> **EXTRACTED TEXT**
####

Migrate data from PostgreSQL to MatrixOne
This document will guide you in migrating data from PostgreSQL to MatrixOne.
PostgreSQL is currently one of the world's most advanced open-source relational databases, with an extensive range of data types, object types, SQL models, and other features. It holds a significant position in various fields, such as enterprise, education, and research. Depending on the size of your PostgreSQL data, this document recommends utilizing online and offline migration methods.
Data type difference
There are several differences in data types between MatrixOne and the ones provided by PostgreSQL. Some differences can be replaced using alternative types, while others might not be supported temporarily. Additionally, PostgreSQL supports a three-tier logical structure: Database - Schema - Table. This means you can create multiple schemas within a single database containing multiple tables. This hierarchical structure allows for better organization and data management. On the other hand, MatrixOne follows a two-tier logical structure: Database - Table. In MatrixOne, tables are directly created within the database, resulting in some differences during the migration process.
The specific list is as follows:
PostgreSQL | MatrixOne |
---|---|
serial | replaced by auto-incrementing columns |
money | replace with decimal |
bytea | replace with binary or varbinary |
geometric | Not supported yet |
network adress | replace with char or varchar |
bit string | Not supported yet |
text search | Not supported yet |
xml | Not supported yet |
array | Not supported yet |
composite | Not supported yet |
range | Not supported yet |
domain | Not supported yet |
object identifier | Not supported yet |
pg_lsn | Not supported yet |
pseudo | Not supported yet |
Online Migration
This chapter will guide you to use third-party tools - DBeaver to migrate data from PostgreSQL to MatrixOne.

####

> **PROBLEM DESCRIPTION**
In the PostgreSQL-to-MatrixOne migration guide, which MatrixOne type replaces PostgreSQL's money type?

####

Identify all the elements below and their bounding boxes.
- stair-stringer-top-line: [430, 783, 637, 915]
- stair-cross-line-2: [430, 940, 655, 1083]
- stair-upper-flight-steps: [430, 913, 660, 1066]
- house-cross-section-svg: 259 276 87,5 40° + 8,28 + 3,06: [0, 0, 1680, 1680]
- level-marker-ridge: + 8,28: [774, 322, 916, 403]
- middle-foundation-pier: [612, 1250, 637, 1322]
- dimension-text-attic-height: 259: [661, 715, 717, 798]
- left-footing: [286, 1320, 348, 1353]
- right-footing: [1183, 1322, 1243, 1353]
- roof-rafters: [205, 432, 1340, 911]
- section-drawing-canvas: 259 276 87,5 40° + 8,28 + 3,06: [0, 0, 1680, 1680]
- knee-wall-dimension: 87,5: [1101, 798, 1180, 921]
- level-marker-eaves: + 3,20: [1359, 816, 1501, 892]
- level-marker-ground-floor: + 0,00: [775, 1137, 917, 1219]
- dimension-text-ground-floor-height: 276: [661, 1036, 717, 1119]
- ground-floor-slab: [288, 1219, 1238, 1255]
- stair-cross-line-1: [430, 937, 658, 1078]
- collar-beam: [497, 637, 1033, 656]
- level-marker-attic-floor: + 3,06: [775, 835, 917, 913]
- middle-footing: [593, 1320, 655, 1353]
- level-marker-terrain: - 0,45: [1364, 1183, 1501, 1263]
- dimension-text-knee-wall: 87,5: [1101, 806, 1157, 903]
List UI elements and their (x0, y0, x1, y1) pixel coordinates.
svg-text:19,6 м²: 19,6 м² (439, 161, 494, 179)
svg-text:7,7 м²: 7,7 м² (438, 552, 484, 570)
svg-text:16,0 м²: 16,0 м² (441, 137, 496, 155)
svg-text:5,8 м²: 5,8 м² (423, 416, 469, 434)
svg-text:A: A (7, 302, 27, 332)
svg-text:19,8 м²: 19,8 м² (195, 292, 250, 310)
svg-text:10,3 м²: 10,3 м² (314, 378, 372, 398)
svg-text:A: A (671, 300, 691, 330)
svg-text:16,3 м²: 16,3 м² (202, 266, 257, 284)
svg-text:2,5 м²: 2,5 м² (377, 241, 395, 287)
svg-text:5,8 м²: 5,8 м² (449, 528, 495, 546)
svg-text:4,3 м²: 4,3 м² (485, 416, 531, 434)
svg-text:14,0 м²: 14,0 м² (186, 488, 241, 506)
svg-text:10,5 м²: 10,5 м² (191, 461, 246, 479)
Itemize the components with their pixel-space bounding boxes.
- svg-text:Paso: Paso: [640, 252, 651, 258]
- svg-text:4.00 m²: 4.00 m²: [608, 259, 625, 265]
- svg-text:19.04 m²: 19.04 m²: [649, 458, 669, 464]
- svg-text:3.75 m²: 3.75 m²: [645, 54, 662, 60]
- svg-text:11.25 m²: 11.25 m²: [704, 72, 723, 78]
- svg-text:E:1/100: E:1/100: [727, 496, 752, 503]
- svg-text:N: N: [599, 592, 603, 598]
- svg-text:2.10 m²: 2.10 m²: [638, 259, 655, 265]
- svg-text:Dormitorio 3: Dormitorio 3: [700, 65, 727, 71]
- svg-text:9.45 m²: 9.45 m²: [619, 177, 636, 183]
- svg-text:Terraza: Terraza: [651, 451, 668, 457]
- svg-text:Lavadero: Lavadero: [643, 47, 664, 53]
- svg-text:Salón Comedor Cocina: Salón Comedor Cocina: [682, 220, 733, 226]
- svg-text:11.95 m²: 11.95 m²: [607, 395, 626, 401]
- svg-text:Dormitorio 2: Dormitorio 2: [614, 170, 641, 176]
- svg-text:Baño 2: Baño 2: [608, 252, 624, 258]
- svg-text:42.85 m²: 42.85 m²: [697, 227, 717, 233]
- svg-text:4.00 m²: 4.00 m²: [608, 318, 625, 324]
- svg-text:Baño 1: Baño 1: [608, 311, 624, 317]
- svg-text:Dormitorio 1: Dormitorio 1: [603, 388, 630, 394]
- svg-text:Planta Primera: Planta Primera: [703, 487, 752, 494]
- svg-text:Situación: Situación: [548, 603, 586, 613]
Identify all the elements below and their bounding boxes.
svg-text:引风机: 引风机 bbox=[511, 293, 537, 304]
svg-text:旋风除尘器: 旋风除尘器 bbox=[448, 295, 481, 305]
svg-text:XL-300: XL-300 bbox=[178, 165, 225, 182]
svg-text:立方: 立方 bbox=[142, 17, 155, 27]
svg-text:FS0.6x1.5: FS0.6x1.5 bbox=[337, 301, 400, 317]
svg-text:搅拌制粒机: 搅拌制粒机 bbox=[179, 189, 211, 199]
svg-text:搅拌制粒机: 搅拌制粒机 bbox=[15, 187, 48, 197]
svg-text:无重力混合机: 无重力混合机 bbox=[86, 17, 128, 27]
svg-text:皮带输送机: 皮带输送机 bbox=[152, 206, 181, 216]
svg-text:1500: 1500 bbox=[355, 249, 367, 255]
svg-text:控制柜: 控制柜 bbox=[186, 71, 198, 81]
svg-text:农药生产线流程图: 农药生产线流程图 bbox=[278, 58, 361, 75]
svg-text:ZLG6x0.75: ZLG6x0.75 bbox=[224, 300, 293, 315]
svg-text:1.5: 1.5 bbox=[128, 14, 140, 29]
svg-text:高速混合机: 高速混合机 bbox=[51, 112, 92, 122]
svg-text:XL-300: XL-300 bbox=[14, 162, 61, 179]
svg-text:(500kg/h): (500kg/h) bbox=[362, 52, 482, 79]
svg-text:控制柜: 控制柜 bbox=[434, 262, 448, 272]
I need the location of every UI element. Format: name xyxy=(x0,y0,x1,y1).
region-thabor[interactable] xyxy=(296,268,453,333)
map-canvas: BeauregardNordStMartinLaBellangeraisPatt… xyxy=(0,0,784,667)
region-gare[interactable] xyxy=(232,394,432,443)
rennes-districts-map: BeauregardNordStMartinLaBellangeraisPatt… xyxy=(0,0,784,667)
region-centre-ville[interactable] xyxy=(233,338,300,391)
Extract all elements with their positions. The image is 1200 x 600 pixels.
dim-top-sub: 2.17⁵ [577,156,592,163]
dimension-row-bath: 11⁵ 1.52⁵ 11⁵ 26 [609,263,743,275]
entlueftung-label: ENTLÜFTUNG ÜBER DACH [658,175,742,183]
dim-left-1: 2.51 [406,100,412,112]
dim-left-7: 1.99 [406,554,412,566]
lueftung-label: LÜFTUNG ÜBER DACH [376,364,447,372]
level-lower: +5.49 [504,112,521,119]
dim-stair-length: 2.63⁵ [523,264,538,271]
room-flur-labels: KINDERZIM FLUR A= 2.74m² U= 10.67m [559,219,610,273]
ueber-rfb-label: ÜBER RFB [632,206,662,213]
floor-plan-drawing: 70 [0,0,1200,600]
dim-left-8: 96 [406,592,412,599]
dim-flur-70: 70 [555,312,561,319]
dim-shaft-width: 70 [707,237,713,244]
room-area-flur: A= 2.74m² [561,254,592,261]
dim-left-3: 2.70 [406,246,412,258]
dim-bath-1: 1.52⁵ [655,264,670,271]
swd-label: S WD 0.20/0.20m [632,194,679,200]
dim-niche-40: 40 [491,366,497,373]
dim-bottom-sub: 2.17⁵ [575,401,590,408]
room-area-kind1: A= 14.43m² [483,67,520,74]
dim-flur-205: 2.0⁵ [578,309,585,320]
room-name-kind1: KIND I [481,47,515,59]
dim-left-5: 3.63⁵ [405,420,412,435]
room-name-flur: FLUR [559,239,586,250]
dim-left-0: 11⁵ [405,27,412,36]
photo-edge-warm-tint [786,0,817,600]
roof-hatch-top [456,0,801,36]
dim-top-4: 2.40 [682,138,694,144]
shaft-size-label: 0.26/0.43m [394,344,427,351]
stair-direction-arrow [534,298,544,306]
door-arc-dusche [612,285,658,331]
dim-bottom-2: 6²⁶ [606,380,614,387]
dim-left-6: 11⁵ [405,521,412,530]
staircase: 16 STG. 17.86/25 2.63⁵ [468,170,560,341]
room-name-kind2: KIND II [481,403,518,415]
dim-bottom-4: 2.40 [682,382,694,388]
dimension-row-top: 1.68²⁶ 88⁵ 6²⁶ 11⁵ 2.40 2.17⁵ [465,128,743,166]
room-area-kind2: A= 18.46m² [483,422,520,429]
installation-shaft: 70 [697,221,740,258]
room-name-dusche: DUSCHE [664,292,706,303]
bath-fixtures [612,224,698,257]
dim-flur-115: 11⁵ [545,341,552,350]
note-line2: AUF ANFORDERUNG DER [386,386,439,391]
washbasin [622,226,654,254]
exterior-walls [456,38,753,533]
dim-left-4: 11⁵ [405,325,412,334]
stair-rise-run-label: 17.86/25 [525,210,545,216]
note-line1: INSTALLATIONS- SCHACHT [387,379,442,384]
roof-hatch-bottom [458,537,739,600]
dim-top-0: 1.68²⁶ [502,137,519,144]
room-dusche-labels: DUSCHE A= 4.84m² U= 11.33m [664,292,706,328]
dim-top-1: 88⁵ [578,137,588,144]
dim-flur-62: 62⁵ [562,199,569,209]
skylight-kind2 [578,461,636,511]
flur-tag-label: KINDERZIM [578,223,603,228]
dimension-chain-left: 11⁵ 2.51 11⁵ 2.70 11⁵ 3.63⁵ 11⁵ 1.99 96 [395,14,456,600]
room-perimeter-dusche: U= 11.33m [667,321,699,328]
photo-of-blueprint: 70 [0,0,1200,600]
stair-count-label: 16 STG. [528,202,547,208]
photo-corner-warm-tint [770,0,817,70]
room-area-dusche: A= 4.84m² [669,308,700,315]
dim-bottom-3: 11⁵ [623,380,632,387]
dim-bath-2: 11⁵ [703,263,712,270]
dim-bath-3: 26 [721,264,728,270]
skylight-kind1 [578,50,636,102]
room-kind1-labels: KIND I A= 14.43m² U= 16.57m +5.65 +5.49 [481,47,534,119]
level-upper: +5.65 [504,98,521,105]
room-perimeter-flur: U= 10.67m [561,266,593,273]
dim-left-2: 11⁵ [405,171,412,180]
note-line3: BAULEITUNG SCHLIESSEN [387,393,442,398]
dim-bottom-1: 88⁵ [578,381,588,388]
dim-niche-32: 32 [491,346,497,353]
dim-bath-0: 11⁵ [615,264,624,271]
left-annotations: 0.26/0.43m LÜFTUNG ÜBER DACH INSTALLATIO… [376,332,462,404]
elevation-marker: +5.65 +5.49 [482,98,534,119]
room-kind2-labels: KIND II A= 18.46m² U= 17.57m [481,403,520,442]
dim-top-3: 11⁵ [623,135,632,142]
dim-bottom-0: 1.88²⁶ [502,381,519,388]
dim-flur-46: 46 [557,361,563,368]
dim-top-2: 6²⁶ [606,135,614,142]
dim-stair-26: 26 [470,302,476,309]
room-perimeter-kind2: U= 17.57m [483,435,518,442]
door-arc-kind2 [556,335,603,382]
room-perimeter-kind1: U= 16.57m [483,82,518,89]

####

> **TASK SOLUTION**
Decimal.